● **Given request A**
In the ethernet pause text, what value was the pause quanta set to in the captured packet?

** Start of Source text **

Ah... The problems of crappy consumer ethernet equipment ( I work at an ethernet switch vendor so excuse the rant )

What is likely happening is that your switch is configured by default to implement both rx and tx pause. What is happening is that your TV who's also erroneously ( in my opinion ) configured to transmit pause goes bonkers, starts sending pause to your switch. Your switch then starts buffering packets for your tv until the buffers are full and then starts transmitting pause to everyone else including ports. The switch must have some horrible buffering policy where one port ( the tv port ) can hog all the buffers and deprive every other ports of being able to send...

Now the kicker is that the way every endstation implements pause is this... Notice the pause quanta in the Pause packet is in units of 512 bits and in the packet you captured it is set to the maximal value of 65535 which is on a 100Mbps port ( presuming 100Mbps since the Mediatek has 4x100Mbps (Fast Ethernet) and 2x1Gbps ( Gigabit Ethernet ) that computes to >>> 512*65535/100.e6 = 0.3355392seconds

A normal Pause sends this packet periodically and once it has buffers to receive will send a pause with a quanta of 0 meaning cancel previous timer... but if it's malfunctioning who knows if it ever will...

** End of Source text **
** Start of Source data **

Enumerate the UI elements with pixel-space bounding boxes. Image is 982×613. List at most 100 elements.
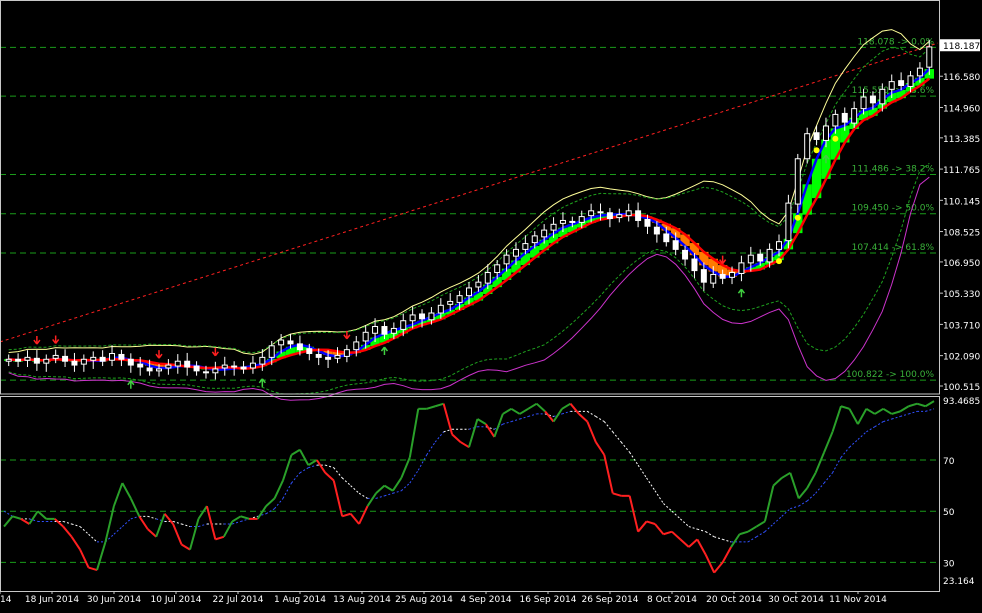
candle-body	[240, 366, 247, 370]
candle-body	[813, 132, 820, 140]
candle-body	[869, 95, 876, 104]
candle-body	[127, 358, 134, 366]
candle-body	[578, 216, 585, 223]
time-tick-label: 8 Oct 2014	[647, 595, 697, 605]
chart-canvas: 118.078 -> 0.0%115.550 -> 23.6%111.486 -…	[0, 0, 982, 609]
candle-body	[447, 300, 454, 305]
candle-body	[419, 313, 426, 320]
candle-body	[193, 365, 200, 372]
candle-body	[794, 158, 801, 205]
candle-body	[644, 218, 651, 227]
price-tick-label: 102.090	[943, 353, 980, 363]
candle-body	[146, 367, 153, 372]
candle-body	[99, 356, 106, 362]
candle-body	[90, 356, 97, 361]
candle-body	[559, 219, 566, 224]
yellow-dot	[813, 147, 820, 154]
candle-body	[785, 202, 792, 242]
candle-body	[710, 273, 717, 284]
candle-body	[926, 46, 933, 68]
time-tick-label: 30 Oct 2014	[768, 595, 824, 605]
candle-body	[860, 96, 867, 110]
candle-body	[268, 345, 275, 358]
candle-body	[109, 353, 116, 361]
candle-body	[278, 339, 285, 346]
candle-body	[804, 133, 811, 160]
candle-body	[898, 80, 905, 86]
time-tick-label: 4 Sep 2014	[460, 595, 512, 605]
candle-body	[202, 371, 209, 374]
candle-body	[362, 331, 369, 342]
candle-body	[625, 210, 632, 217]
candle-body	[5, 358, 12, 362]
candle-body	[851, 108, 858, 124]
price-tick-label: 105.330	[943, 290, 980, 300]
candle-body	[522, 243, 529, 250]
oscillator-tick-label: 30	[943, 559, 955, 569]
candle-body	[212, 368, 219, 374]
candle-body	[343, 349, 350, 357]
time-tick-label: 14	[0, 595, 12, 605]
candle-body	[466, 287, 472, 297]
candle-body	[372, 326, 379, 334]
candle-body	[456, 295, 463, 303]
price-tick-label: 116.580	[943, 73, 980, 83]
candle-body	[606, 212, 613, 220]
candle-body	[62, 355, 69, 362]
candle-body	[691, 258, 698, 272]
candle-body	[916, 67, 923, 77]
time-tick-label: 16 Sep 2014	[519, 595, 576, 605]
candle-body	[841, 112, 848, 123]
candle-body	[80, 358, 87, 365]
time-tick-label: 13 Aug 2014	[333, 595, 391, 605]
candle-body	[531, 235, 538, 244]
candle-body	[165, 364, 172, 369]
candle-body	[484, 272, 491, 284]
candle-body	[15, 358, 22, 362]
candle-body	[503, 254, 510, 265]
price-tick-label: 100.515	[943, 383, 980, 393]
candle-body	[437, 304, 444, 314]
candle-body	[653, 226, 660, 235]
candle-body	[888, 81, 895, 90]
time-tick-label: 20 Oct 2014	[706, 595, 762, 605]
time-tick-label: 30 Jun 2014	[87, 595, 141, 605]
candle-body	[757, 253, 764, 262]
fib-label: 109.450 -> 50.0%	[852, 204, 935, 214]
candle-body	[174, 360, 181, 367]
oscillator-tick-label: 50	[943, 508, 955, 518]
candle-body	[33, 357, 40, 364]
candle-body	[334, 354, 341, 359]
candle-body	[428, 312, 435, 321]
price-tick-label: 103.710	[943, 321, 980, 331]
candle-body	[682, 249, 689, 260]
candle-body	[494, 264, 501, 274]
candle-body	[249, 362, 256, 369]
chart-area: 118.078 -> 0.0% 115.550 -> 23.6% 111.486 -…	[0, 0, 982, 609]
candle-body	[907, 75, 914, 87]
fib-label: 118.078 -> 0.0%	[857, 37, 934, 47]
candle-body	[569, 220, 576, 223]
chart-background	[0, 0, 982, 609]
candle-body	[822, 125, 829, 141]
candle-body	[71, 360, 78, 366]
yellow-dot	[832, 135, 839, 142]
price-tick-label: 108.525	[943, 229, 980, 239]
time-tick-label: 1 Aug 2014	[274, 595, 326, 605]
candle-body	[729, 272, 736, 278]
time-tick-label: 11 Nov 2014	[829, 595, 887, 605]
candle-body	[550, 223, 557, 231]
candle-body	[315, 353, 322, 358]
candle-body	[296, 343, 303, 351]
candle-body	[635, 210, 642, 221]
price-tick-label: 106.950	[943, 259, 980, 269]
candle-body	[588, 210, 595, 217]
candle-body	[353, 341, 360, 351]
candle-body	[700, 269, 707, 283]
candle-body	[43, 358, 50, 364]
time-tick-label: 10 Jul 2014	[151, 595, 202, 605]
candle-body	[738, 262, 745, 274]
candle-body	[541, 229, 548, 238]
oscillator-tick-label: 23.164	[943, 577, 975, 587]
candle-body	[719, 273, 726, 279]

** End of Source data **
** Start of Source data **

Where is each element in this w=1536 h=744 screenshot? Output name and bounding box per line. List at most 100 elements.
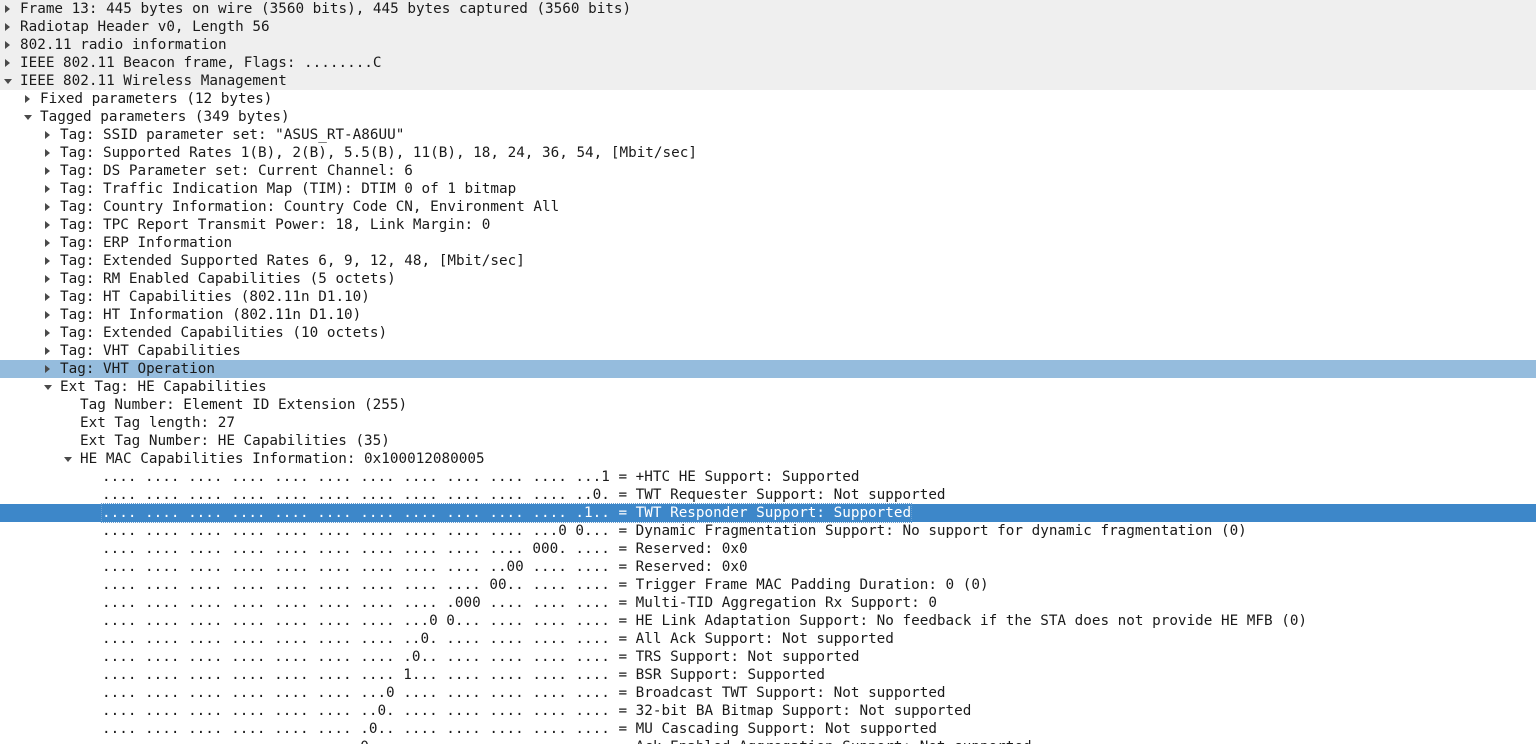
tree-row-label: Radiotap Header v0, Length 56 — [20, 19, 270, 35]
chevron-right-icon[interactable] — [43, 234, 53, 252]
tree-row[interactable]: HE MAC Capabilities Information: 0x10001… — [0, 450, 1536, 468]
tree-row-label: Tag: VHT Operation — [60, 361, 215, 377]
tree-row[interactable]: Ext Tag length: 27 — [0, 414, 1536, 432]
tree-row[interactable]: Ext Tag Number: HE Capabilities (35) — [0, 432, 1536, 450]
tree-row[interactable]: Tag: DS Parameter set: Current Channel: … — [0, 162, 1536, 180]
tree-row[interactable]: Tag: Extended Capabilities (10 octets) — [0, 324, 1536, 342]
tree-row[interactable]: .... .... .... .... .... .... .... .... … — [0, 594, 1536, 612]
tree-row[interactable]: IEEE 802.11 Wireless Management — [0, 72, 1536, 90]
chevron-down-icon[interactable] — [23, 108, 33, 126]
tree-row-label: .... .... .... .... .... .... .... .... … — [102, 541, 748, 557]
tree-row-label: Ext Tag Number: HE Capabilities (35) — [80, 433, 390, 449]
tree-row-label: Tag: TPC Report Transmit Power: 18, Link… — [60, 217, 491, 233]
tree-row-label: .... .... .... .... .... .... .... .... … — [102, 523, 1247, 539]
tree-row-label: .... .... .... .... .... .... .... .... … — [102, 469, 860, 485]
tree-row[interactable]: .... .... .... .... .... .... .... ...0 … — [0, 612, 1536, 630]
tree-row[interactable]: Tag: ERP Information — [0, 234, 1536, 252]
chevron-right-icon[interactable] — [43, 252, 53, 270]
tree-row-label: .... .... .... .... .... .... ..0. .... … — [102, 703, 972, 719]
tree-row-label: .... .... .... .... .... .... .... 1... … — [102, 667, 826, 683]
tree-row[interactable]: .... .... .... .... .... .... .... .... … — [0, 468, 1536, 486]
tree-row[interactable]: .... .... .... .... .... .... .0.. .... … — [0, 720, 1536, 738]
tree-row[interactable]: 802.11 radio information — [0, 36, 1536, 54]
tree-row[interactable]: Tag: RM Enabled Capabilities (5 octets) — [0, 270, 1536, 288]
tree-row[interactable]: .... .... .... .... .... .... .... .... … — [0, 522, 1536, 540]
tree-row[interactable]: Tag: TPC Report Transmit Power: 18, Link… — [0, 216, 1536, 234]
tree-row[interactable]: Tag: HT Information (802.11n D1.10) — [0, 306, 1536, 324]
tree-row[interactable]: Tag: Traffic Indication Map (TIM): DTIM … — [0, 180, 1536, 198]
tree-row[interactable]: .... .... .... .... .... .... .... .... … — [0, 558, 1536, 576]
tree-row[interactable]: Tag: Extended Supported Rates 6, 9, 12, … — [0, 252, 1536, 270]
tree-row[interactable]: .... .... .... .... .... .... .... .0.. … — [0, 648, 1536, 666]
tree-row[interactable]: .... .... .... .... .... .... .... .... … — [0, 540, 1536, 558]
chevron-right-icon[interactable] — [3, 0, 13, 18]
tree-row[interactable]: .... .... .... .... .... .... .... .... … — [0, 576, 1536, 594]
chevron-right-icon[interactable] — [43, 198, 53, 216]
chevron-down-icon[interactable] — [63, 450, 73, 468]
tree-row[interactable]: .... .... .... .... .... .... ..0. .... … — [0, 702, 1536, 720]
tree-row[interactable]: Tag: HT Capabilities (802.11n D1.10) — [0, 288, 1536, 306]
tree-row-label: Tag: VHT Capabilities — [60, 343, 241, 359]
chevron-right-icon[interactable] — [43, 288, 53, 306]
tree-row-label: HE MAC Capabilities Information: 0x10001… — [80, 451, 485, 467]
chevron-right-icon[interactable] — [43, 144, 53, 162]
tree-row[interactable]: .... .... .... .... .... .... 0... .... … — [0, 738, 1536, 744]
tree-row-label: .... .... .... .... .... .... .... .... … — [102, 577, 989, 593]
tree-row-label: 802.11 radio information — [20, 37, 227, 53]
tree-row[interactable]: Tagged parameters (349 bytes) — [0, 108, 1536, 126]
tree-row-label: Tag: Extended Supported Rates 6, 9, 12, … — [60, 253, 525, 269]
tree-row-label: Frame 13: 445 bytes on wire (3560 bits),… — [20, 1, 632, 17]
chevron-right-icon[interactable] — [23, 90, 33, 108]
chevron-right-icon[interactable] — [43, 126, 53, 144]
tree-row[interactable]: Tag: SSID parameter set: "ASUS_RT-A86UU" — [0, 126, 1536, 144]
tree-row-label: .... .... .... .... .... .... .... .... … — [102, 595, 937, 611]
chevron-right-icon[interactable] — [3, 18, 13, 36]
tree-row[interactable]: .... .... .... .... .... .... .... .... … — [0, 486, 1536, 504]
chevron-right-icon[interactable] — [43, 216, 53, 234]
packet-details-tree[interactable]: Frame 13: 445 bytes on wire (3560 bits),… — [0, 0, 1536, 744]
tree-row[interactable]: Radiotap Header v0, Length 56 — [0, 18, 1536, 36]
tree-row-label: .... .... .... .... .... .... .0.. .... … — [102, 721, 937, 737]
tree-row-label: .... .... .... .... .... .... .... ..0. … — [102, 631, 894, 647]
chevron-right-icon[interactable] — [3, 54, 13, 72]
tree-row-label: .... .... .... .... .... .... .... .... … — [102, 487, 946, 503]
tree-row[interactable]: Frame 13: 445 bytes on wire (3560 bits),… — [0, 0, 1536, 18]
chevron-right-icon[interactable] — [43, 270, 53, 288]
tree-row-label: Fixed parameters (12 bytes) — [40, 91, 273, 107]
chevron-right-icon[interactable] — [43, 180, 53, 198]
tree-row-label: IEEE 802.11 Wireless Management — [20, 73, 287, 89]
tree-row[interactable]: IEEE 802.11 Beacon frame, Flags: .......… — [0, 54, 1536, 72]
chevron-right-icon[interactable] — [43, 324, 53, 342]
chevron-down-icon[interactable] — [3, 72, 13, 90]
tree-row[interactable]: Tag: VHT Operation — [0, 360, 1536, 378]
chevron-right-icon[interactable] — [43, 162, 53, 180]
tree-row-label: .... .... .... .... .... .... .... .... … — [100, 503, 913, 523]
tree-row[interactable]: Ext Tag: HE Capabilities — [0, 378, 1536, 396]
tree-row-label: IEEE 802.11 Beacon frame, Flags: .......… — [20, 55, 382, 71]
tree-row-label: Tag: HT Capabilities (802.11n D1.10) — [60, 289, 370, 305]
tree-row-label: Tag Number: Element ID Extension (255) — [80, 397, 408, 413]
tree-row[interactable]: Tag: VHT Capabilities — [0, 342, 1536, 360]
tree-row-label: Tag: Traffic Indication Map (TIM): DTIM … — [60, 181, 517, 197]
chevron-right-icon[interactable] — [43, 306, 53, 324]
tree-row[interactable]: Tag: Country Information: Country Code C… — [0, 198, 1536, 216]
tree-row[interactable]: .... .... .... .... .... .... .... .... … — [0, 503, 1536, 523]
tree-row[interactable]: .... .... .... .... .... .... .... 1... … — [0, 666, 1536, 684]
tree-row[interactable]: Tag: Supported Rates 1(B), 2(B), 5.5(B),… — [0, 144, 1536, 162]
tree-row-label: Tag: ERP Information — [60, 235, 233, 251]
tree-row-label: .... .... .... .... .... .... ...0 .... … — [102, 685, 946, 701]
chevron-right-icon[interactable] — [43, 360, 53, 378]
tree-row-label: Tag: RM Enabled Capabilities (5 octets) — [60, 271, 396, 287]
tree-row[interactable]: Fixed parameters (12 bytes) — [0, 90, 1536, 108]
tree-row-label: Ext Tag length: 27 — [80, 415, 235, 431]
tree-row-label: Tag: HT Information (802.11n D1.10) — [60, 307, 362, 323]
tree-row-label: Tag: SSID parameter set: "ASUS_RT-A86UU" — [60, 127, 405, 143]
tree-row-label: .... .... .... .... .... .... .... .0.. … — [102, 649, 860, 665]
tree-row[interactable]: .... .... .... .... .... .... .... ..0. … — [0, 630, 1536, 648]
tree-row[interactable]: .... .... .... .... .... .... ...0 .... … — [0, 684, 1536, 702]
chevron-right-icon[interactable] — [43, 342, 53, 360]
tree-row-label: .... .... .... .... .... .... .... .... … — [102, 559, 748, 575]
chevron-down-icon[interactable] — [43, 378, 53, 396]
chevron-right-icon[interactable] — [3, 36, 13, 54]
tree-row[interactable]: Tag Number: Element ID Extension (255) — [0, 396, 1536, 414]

** End of Source data **

● **Given request B**
From the first listing, copy the lines from the line with "366, 247, 370]" to the line with "295, 463, 303]", both included, without changing them.

● **Full solution A**
It was set to the maximal value of 65535.

● **Full solution B**
candle-body	[240, 366, 247, 370]
candle-body	[813, 132, 820, 140]
candle-body	[869, 95, 876, 104]
candle-body	[127, 358, 134, 366]
candle-body	[578, 216, 585, 223]
time-tick-label: 8 Oct 2014	[647, 595, 697, 605]
chart-canvas: 118.078 -> 0.0%115.550 -> 23.6%111.486 -…	[0, 0, 982, 609]
candle-body	[447, 300, 454, 305]
candle-body	[419, 313, 426, 320]
candle-body	[193, 365, 200, 372]
candle-body	[794, 158, 801, 205]
candle-body	[644, 218, 651, 227]
price-tick-label: 102.090	[943, 353, 980, 363]
candle-body	[146, 367, 153, 372]
candle-body	[99, 356, 106, 362]
candle-body	[90, 356, 97, 361]
candle-body	[559, 219, 566, 224]
yellow-dot	[813, 147, 820, 154]
candle-body	[785, 202, 792, 242]
candle-body	[710, 273, 717, 284]
candle-body	[926, 46, 933, 68]
time-tick-label: 30 Oct 2014	[768, 595, 824, 605]
candle-body	[860, 96, 867, 110]
candle-body	[268, 345, 275, 358]
candle-body	[109, 353, 116, 361]
candle-body	[278, 339, 285, 346]
candle-body	[804, 133, 811, 160]
candle-body	[898, 80, 905, 86]
time-tick-label: 4 Sep 2014	[460, 595, 512, 605]
candle-body	[202, 371, 209, 374]
candle-body	[362, 331, 369, 342]
candle-body	[625, 210, 632, 217]
candle-body	[5, 358, 12, 362]
candle-body	[851, 108, 858, 124]
price-tick-label: 105.330	[943, 290, 980, 300]
candle-body	[522, 243, 529, 250]
oscillator-tick-label: 30	[943, 559, 955, 569]
candle-body	[212, 368, 219, 374]
candle-body	[343, 349, 350, 357]
time-tick-label: 14	[0, 595, 12, 605]
candle-body	[466, 287, 472, 297]
candle-body	[372, 326, 379, 334]
candle-body	[456, 295, 463, 303]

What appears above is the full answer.